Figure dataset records
§

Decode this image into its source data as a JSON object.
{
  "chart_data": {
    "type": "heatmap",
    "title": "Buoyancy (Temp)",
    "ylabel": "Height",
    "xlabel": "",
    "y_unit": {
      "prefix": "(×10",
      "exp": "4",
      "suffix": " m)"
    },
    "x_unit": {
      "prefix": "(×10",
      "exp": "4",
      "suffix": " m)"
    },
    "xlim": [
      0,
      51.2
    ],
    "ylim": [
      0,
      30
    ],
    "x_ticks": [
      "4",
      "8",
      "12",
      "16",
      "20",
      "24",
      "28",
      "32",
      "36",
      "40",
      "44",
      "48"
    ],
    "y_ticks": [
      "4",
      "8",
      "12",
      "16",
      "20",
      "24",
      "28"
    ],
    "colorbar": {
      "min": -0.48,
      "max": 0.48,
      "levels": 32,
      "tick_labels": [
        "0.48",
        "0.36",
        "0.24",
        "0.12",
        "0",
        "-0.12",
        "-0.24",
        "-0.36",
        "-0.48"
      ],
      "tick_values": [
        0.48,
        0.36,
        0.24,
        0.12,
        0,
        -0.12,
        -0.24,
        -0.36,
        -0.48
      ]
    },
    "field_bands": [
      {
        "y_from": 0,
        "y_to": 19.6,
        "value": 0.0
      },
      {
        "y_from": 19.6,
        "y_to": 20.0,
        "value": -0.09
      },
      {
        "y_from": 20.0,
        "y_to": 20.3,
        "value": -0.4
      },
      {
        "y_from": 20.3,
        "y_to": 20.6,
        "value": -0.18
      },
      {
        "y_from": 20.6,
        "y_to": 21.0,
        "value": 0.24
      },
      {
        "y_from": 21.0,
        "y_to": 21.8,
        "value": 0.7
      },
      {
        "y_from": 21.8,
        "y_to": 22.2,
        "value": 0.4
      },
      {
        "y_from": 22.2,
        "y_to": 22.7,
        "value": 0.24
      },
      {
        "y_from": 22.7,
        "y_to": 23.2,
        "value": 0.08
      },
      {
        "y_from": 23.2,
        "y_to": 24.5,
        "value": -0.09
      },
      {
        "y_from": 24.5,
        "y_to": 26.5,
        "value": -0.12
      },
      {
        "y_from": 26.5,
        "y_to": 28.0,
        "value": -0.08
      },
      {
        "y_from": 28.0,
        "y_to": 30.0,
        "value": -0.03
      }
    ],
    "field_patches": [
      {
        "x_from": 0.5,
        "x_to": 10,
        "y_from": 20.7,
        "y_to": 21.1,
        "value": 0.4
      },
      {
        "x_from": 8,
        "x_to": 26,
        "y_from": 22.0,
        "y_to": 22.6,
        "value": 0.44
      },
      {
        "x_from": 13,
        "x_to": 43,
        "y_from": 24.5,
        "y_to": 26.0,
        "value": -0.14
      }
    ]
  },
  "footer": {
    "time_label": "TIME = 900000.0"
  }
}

§

Problem:
Set down the material above again, word for word.

Problem solution:
Decode this image into its source data as a JSON object.
{
  "chart_data": {
    "type": "heatmap",
    "title": "Buoyancy (Temp)",
    "ylabel": "Height",
    "xlabel": "",
    "y_unit": {
      "prefix": "(×10",
      "exp": "4",
      "suffix": " m)"
    },
    "x_unit": {
      "prefix": "(×10",
      "exp": "4",
      "suffix": " m)"
    },
    "xlim": [
      0,
      51.2
    ],
    "ylim": [
      0,
      30
    ],
    "x_ticks": [
      "4",
      "8",
      "12",
      "16",
      "20",
      "24",
      "28",
      "32",
      "36",
      "40",
      "44",
      "48"
    ],
    "y_ticks": [
      "4",
      "8",
      "12",
      "16",
      "20",
      "24",
      "28"
    ],
    "colorbar": {
      "min": -0.48,
      "max": 0.48,
      "levels": 32,
      "tick_labels": [
        "0.48",
        "0.36",
        "0.24",
        "0.12",
        "0",
        "-0.12",
        "-0.24",
        "-0.36",
        "-0.48"
      ],
      "tick_values": [
        0.48,
        0.36,
        0.24,
        0.12,
        0,
        -0.12,
        -0.24,
        -0.36,
        -0.48
      ]
    },
    "field_bands": [
      {
        "y_from": 0,
        "y_to": 19.6,
        "value": 0.0
      },
      {
        "y_from": 19.6,
        "y_to": 20.0,
        "value": -0.09
      },
      {
        "y_from": 20.0,
        "y_to": 20.3,
        "value": -0.4
      },
      {
        "y_from": 20.3,
        "y_to": 20.6,
        "value": -0.18
      },
      {
        "y_from": 20.6,
        "y_to": 21.0,
        "value": 0.24
      },
      {
        "y_from": 21.0,
        "y_to": 21.8,
        "value": 0.7
      },
      {
        "y_from": 21.8,
        "y_to": 22.2,
        "value": 0.4
      },
      {
        "y_from": 22.2,
        "y_to": 22.7,
        "value": 0.24
      },
      {
        "y_from": 22.7,
        "y_to": 23.2,
        "value": 0.08
      },
      {
        "y_from": 23.2,
        "y_to": 24.5,
        "value": -0.09
      },
      {
        "y_from": 24.5,
        "y_to": 26.5,
        "value": -0.12
      },
      {
        "y_from": 26.5,
        "y_to": 28.0,
        "value": -0.08
      },
      {
        "y_from": 28.0,
        "y_to": 30.0,
        "value": -0.03
      }
    ],
    "field_patches": [
      {
        "x_from": 0.5,
        "x_to": 10,
        "y_from": 20.7,
        "y_to": 21.1,
        "value": 0.4
      },
      {
        "x_from": 8,
        "x_to": 26,
        "y_from": 22.0,
        "y_to": 22.6,
        "value": 0.44
      },
      {
        "x_from": 13,
        "x_to": 43,
        "y_from": 24.5,
        "y_to": 26.0,
        "value": -0.14
      }
    ]
  },
  "footer": {
    "time_label": "TIME = 900000.0"
  }
}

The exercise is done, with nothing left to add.